[Start RECORD EXCERPTS]
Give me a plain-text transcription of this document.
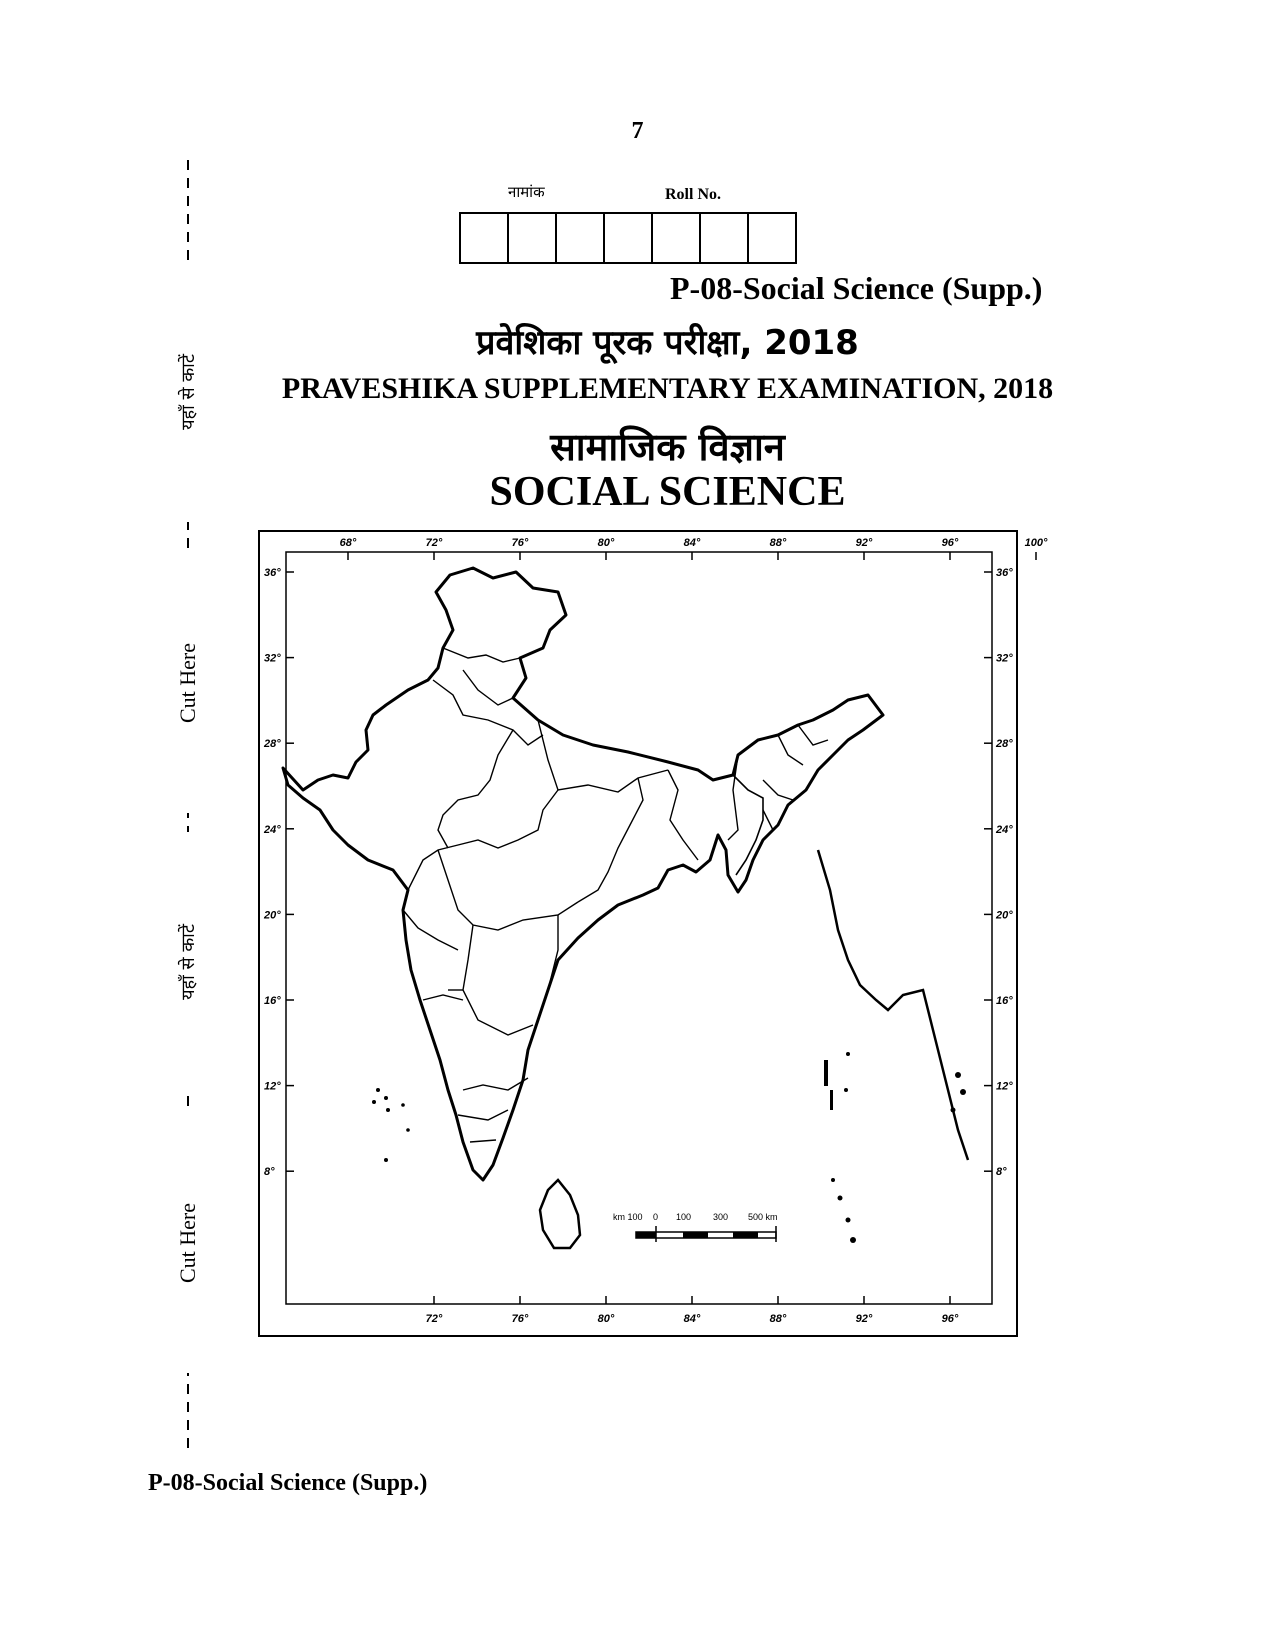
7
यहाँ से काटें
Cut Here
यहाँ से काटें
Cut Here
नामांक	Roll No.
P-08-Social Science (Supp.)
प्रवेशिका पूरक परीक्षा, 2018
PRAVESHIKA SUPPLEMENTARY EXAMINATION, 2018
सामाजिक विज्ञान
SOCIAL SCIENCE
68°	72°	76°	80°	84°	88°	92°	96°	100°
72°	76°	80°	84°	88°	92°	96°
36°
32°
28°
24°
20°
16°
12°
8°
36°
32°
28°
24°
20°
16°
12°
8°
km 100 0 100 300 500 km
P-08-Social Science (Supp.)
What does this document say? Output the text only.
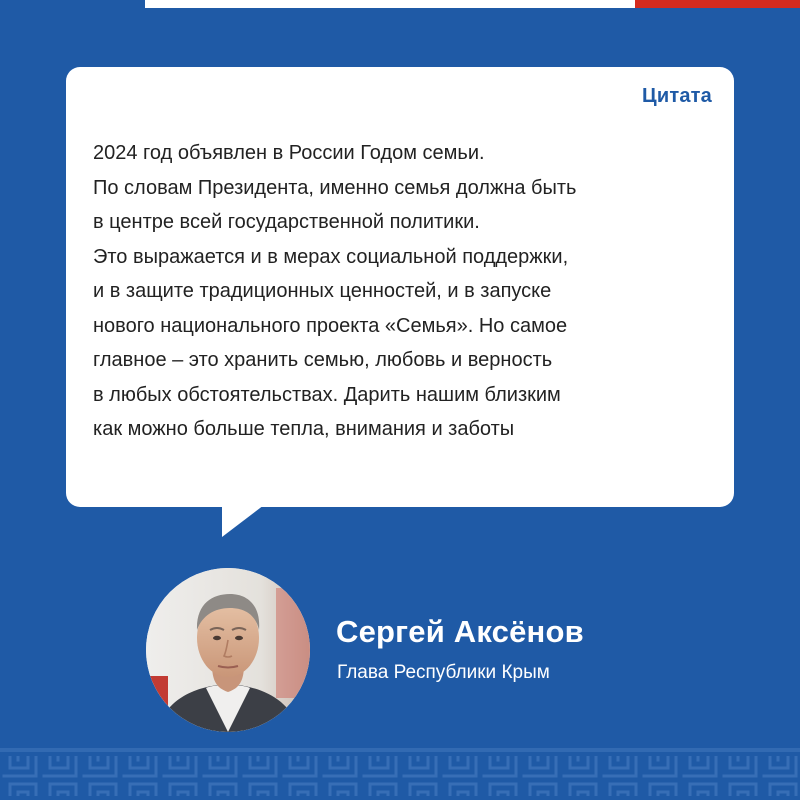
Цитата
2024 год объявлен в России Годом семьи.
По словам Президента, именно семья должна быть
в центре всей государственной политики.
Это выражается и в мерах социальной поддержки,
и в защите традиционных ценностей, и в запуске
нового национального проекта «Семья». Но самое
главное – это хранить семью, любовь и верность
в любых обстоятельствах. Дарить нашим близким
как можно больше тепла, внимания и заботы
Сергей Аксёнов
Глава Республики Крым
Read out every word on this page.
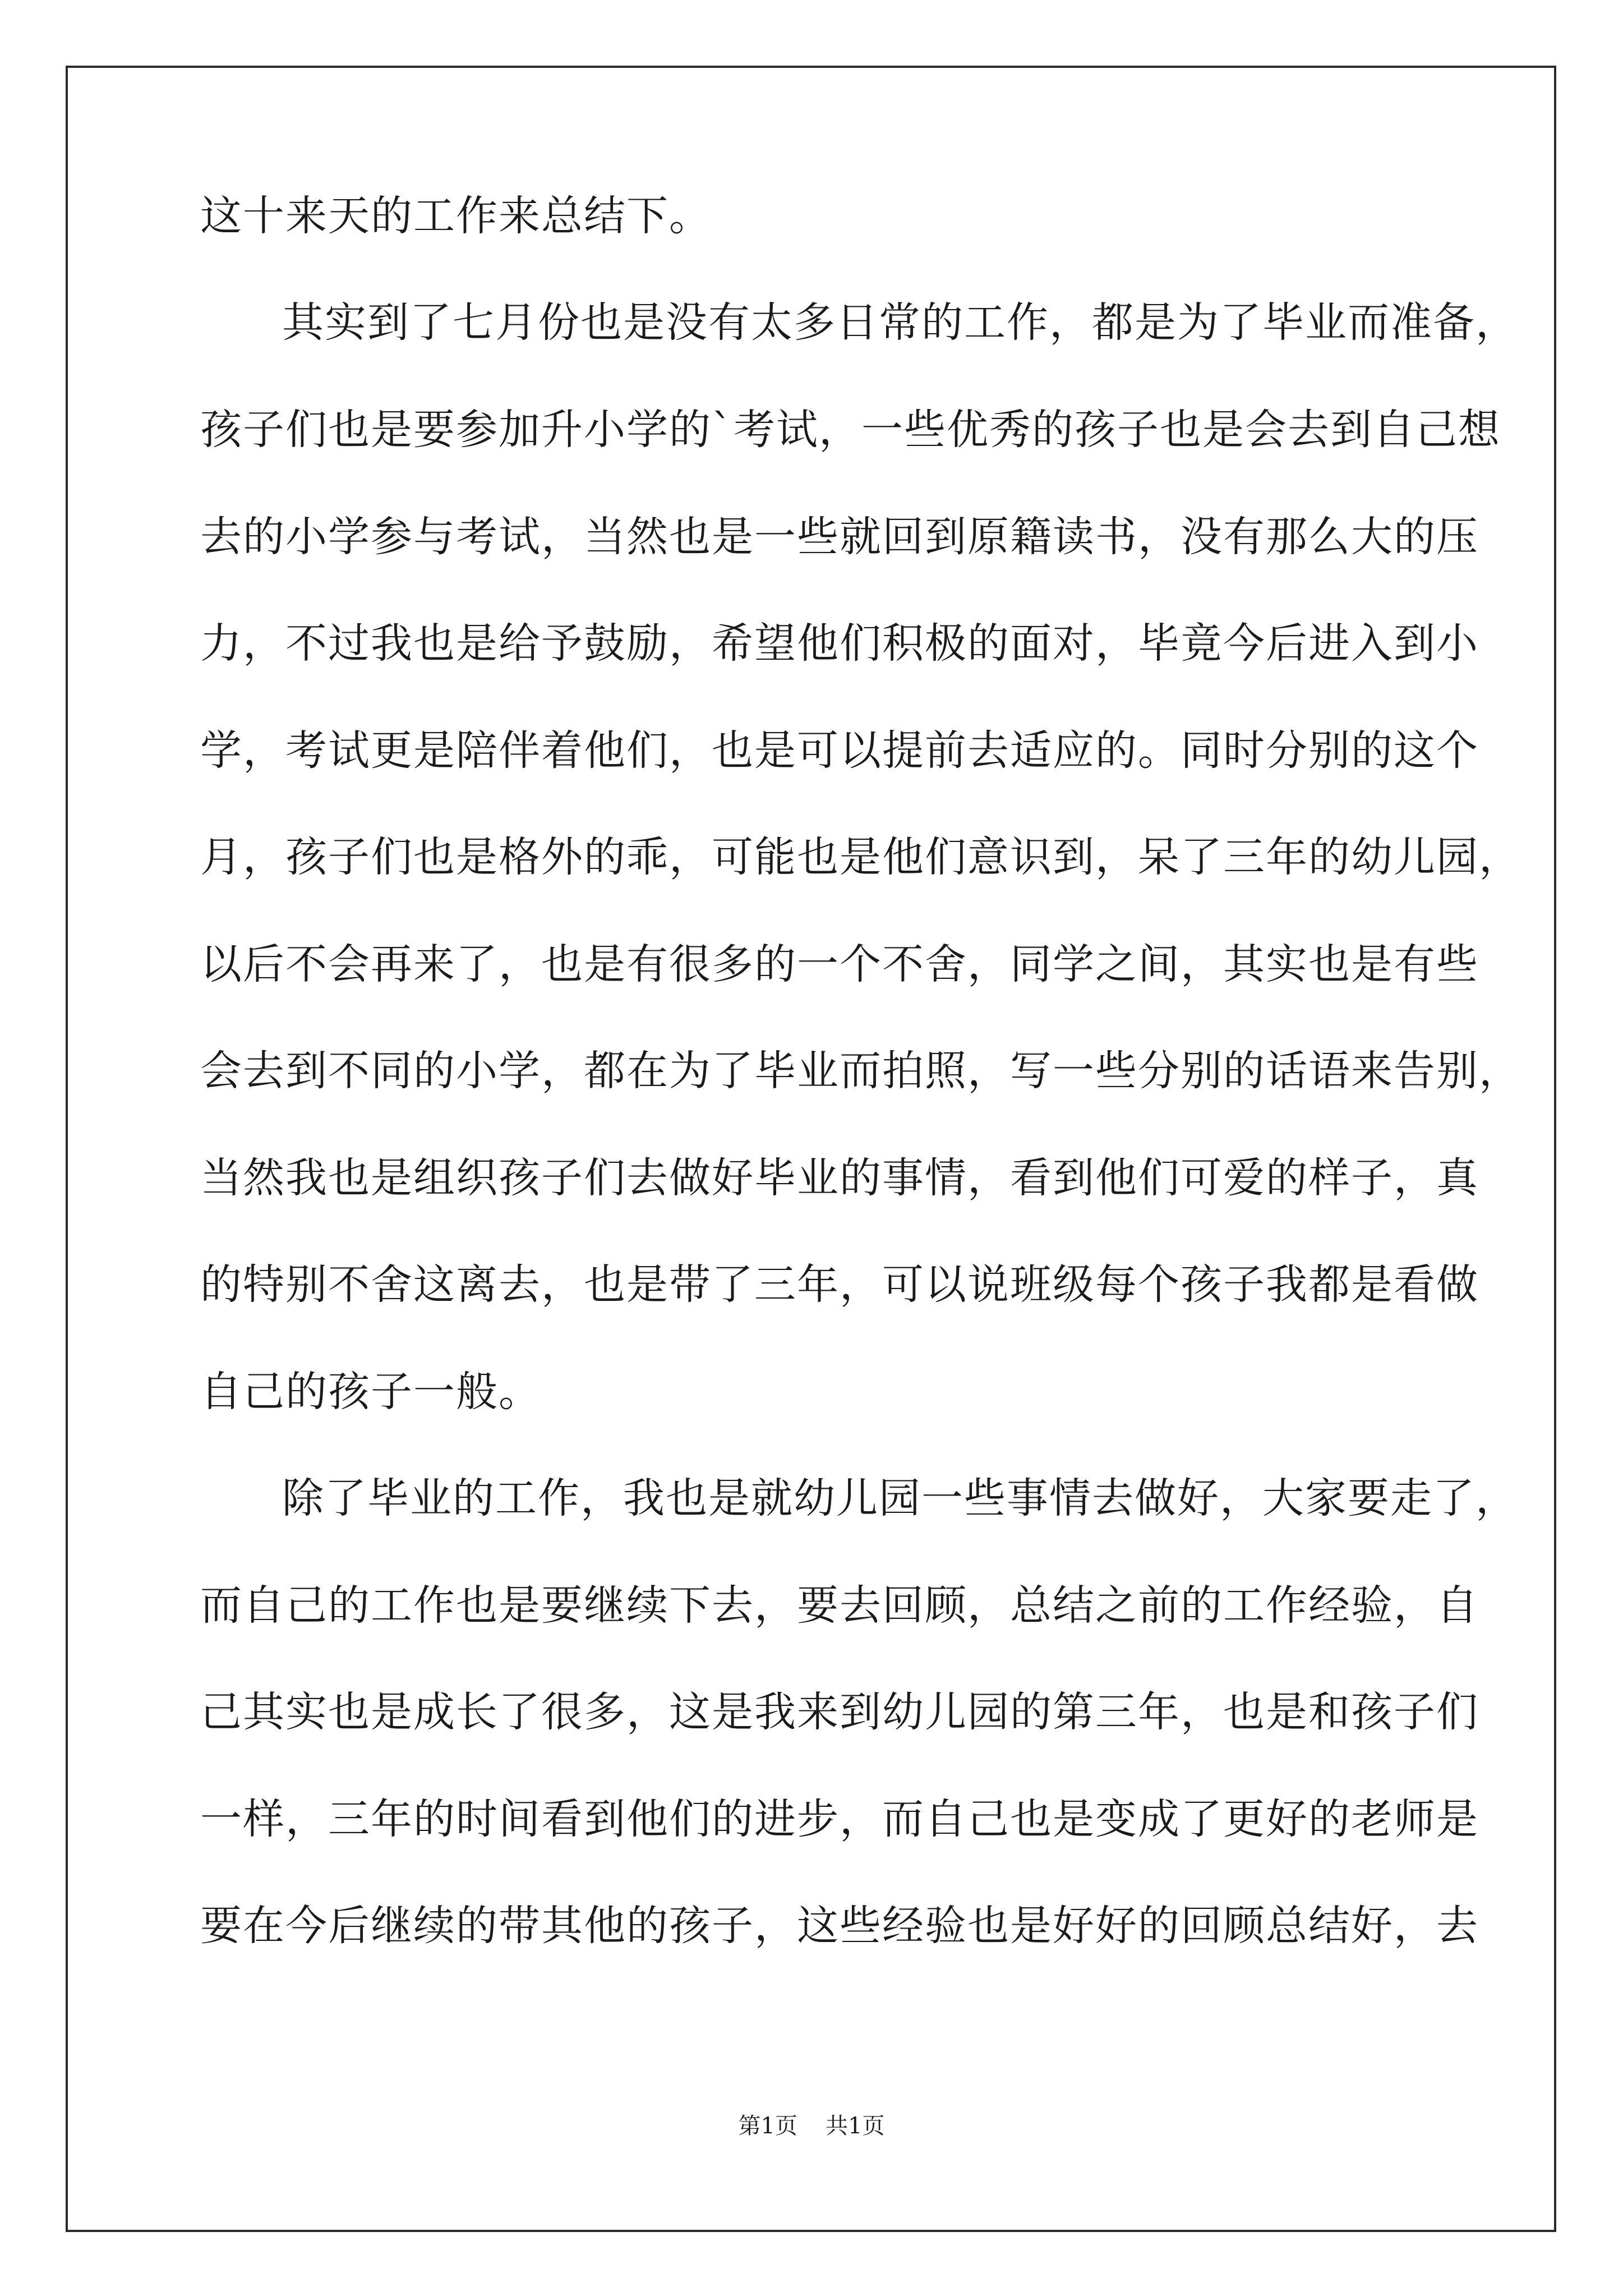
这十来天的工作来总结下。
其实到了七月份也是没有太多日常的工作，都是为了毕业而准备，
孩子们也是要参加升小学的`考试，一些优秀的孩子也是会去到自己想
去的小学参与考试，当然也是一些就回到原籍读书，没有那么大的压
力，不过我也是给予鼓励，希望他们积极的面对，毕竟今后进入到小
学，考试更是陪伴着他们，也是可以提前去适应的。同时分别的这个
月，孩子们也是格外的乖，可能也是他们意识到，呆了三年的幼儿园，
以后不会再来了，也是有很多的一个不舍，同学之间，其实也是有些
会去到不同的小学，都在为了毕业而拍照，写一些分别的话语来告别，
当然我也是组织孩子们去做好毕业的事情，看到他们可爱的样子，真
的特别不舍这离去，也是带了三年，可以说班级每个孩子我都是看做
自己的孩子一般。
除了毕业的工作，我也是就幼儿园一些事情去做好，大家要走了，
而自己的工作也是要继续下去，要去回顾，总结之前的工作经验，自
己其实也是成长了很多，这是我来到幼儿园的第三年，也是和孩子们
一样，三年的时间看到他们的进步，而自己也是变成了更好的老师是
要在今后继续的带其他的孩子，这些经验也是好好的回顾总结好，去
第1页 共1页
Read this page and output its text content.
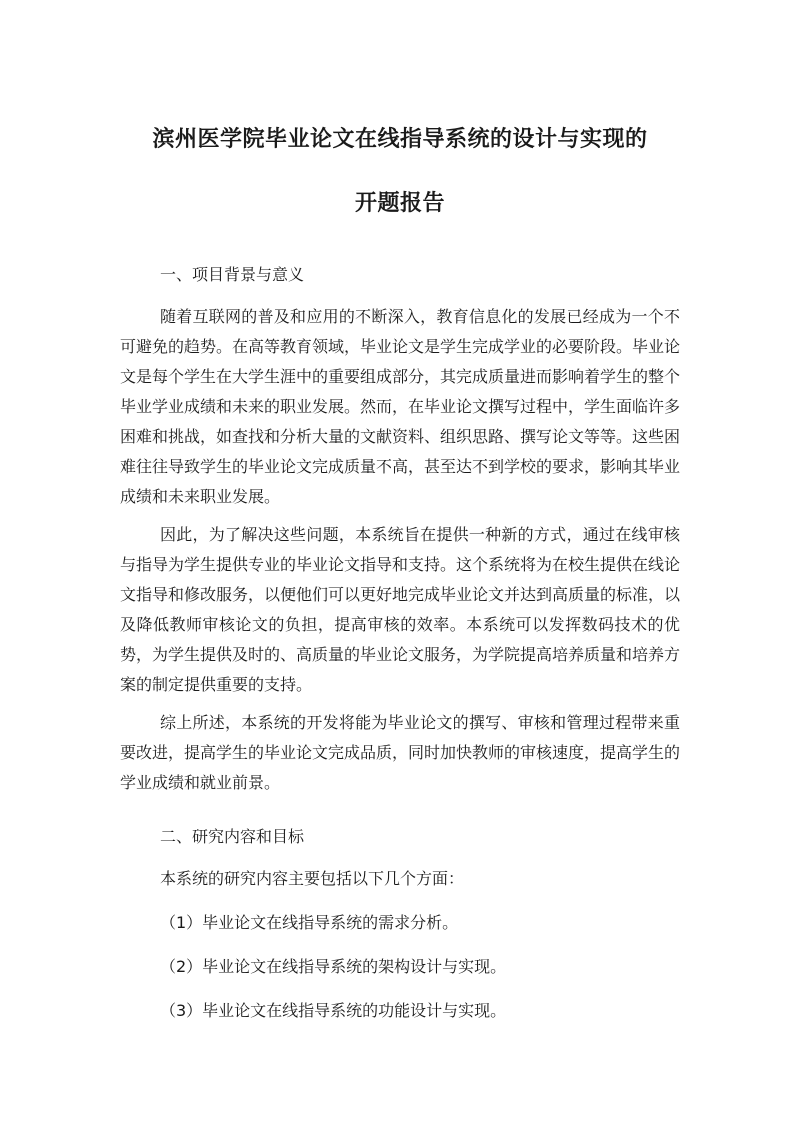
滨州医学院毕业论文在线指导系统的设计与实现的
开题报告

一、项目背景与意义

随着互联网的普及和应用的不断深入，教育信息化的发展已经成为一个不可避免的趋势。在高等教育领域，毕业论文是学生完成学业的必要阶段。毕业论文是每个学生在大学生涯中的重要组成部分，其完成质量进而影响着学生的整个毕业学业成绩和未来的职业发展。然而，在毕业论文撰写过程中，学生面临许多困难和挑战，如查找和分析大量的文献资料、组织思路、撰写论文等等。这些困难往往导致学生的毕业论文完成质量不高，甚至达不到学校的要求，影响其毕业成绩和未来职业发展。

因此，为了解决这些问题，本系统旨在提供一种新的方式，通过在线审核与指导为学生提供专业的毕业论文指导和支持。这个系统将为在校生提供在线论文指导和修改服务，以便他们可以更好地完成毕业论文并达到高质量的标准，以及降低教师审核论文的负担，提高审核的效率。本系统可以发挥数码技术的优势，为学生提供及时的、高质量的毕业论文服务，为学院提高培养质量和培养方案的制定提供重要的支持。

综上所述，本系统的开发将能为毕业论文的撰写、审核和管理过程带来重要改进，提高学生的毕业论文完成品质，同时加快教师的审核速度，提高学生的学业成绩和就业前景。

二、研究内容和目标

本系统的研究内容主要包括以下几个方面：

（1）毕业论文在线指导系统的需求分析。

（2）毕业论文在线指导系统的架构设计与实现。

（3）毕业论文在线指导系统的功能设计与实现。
[End RECORD EXCERPTS]
## WHAT THE EXERCISE ASKS
Work out how many lines above have the string "text" in them, and give only the number.

## CORRECT RESULT
3